_DIRECTIONS_. Output all lines exactly.

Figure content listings
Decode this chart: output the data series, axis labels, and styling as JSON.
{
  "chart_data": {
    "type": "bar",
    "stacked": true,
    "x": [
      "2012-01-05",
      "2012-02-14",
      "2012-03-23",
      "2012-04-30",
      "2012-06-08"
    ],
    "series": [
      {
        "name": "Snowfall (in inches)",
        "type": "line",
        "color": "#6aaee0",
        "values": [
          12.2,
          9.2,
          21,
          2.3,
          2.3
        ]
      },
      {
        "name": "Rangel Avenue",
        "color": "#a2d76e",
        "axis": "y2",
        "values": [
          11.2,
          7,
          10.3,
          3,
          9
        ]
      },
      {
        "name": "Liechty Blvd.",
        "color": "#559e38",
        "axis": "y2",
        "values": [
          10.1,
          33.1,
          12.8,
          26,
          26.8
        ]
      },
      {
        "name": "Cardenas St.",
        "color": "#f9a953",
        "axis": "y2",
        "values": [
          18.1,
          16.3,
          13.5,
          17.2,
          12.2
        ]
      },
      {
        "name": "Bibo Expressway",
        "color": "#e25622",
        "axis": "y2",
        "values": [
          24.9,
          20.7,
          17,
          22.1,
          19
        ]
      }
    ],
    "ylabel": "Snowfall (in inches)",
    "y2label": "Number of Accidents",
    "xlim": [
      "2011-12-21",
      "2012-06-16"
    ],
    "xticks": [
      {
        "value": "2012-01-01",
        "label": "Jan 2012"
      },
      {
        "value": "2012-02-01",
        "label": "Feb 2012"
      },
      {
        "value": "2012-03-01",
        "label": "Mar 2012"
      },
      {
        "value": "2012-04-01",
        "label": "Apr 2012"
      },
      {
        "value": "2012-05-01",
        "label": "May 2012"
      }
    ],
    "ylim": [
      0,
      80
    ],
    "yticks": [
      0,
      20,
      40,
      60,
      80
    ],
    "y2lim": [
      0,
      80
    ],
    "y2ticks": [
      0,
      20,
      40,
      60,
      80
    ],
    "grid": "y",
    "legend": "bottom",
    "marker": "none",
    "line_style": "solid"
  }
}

_WORKED SOLUTION_.
Decode this chart: output the data series, axis labels, and styling as JSON.
{
  "chart_data": {
    "type": "bar",
    "stacked": true,
    "x": [
      "2012-01-05",
      "2012-02-14",
      "2012-03-23",
      "2012-04-30",
      "2012-06-08"
    ],
    "series": [
      {
        "name": "Snowfall (in inches)",
        "type": "line",
        "color": "#6aaee0",
        "values": [
          12.2,
          9.2,
          21,
          2.3,
          2.3
        ]
      },
      {
        "name": "Rangel Avenue",
        "color": "#a2d76e",
        "axis": "y2",
        "values": [
          11.2,
          7,
          10.3,
          3,
          9
        ]
      },
      {
        "name": "Liechty Blvd.",
        "color": "#559e38",
        "axis": "y2",
        "values": [
          10.1,
          33.1,
          12.8,
          26,
          26.8
        ]
      },
      {
        "name": "Cardenas St.",
        "color": "#f9a953",
        "axis": "y2",
        "values": [
          18.1,
          16.3,
          13.5,
          17.2,
          12.2
        ]
      },
      {
        "name": "Bibo Expressway",
        "color": "#e25622",
        "axis": "y2",
        "values": [
          24.9,
          20.7,
          17,
          22.1,
          19
        ]
      }
    ],
    "ylabel": "Snowfall (in inches)",
    "y2label": "Number of Accidents",
    "xlim": [
      "2011-12-21",
      "2012-06-16"
    ],
    "xticks": [
      {
        "value": "2012-01-01",
        "label": "Jan 2012"
      },
      {
        "value": "2012-02-01",
        "label": "Feb 2012"
      },
      {
        "value": "2012-03-01",
        "label": "Mar 2012"
      },
      {
        "value": "2012-04-01",
        "label": "Apr 2012"
      },
      {
        "value": "2012-05-01",
        "label": "May 2012"
      }
    ],
    "ylim": [
      0,
      80
    ],
    "yticks": [
      0,
      20,
      40,
      60,
      80
    ],
    "y2lim": [
      0,
      80
    ],
    "y2ticks": [
      0,
      20,
      40,
      60,
      80
    ],
    "grid": "y",
    "legend": "bottom",
    "marker": "none",
    "line_style": "solid"
  }
}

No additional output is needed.